Work instructions —
1 > Please list every newspaper named in the Jack White biography.
2 > Extend the Jack White biography with new text that picks up after its last sentence.

Excerpted text —
● ● ● ● ●

= Jack White (reporter) =

American journalist

Jack White (1942 - October 12, 2005) was an American journalist. He won the 1974 Pulitzer Prize in National Reporting for his coverage of President Richard Nixon's underpayment of income taxes. White's investigative article prompted Nixon to utter his famous line, "I am not a crook" to White's colleague Joseph Ungaro at a newspaper editors' conference in Florida. White also won Emmy Awards for his reporting on fugitive banker Joe Mollicone and Providence tax officials who violated the city's residency requirement. On his death, the Cape Cod Times called him "the dean of Rhode Island journalism."

==Newspaper career==
White began his career at the Newport Daily News in 1969, and joined the Providence Journal-Evening Bulletin a year later. At the Journal, he was Newport Bureau chief and head of the newspaper's first permanent investigative team.

● ● ● ● ●

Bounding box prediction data
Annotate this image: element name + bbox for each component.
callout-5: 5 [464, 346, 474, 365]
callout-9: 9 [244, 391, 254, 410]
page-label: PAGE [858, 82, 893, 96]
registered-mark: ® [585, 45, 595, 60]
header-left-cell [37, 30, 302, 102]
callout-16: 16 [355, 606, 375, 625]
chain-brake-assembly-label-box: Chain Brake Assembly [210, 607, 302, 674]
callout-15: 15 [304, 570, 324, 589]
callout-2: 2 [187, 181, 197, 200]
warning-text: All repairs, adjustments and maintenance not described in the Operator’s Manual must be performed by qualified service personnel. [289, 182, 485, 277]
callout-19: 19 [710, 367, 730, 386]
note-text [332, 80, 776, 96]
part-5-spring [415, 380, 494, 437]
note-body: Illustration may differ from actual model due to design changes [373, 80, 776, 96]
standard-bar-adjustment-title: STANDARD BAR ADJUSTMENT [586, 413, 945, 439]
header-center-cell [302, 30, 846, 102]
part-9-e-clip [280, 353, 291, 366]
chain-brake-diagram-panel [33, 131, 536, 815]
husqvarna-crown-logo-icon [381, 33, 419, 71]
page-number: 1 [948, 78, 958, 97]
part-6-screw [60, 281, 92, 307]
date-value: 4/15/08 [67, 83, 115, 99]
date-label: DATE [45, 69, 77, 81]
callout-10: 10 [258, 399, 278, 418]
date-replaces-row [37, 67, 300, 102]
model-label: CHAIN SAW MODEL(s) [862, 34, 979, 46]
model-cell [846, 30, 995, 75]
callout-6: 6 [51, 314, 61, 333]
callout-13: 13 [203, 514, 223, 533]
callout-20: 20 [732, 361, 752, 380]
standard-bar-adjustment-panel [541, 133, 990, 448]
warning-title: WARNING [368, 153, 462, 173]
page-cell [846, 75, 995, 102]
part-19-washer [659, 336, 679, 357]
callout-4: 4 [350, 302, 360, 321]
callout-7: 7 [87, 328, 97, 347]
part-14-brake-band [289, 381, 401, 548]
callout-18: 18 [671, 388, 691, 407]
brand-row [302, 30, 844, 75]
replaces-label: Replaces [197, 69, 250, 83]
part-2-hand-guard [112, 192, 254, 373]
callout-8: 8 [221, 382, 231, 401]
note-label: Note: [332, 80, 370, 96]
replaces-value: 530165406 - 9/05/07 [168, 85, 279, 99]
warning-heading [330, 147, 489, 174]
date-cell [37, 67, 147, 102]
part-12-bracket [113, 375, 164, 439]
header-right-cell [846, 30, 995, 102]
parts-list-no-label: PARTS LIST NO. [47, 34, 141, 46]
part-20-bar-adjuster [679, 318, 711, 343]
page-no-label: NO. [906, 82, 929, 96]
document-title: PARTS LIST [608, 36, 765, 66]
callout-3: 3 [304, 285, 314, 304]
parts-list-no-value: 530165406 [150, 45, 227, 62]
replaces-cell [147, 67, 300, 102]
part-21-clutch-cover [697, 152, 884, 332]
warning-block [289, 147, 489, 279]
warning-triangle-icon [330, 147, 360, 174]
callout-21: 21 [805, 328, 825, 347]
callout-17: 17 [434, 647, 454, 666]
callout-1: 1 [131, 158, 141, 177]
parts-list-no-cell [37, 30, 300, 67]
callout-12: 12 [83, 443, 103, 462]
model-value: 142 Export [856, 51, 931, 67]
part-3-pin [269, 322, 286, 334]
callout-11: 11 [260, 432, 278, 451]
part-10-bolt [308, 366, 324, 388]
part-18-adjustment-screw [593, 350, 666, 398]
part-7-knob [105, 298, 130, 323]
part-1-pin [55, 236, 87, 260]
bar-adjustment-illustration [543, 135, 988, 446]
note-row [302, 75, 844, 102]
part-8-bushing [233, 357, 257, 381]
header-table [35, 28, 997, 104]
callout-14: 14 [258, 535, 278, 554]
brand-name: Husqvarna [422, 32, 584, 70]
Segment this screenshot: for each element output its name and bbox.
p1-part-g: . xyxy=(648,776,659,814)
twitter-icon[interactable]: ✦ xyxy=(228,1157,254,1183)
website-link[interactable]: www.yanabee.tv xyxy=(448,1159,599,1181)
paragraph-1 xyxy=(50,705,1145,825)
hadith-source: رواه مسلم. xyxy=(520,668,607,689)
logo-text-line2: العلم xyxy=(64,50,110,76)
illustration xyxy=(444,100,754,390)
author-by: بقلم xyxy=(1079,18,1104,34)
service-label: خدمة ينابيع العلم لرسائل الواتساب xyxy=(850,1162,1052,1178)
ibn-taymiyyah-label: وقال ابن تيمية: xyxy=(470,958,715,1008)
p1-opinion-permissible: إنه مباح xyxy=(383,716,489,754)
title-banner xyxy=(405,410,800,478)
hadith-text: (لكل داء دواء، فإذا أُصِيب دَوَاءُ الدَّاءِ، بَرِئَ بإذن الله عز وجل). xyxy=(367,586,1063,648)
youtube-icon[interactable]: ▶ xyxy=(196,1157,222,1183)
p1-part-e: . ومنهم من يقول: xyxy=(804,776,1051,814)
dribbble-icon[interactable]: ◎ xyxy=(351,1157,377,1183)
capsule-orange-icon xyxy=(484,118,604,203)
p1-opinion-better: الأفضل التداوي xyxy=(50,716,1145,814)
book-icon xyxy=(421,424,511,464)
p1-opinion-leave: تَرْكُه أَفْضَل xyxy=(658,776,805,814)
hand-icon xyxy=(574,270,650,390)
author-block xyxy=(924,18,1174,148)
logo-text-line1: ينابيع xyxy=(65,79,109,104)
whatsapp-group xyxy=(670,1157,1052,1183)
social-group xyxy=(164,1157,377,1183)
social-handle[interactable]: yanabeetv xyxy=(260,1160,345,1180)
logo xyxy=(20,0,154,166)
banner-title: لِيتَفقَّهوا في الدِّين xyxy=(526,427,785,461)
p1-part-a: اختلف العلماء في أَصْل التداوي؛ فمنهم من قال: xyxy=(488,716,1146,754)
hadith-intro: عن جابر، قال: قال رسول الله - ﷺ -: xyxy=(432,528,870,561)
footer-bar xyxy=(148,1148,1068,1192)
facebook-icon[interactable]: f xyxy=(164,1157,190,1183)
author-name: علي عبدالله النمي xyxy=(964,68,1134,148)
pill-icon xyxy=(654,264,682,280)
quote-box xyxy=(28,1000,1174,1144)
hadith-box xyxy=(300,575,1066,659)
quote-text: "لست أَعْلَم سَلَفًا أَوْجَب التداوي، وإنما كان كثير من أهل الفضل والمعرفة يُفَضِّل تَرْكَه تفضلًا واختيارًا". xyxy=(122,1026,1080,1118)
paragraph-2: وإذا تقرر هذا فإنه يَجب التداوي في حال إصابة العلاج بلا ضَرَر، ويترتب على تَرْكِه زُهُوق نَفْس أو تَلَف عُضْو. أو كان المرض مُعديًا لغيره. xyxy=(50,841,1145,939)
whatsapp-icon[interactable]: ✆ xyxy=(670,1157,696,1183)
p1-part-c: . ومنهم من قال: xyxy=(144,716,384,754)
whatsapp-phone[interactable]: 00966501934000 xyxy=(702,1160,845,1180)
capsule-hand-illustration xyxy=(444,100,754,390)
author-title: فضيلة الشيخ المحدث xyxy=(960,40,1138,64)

● ● ● ● ●

Your written answers —
1 >
- Cape Cod Times
- Newport Daily News
- Providence Journal-Evening Bulletin

2 >
===Nixon scandal===
As manager of the Providence Journal-Bulletin's bureau in Newport, Rhode Island, in the early 1970s, White cultivated trusted sources among Newport's elite. One source passed on to White evidence that President Richard Nixon had paid taxes amounting to $792.81 in 1970 and $878.03 in 1971, despite earning more than $400,000. White revealed that Nixon had illegally back-dated the donation of his papers to the National Archives, in order to avoid a new law which made such donations ineligible for tax deductions.

White's Pulitzer-winning scoop almost didn't happen. The night he was prepared to write the story, in September 1973, the union representing reporters at the newspaper voted to go on strike. White would later recall rolling the story out of his typewriter, folding it up and putting it in his wallet. He said he never thought about giving the story to management, even though he risked missing the story. "I was dreading the information I had was going to get out there. Every day I was checking out-of-town newspapers," he later told The Providence Journal. Twelve days later, the strike ended, and the story ran on October 3, 1973.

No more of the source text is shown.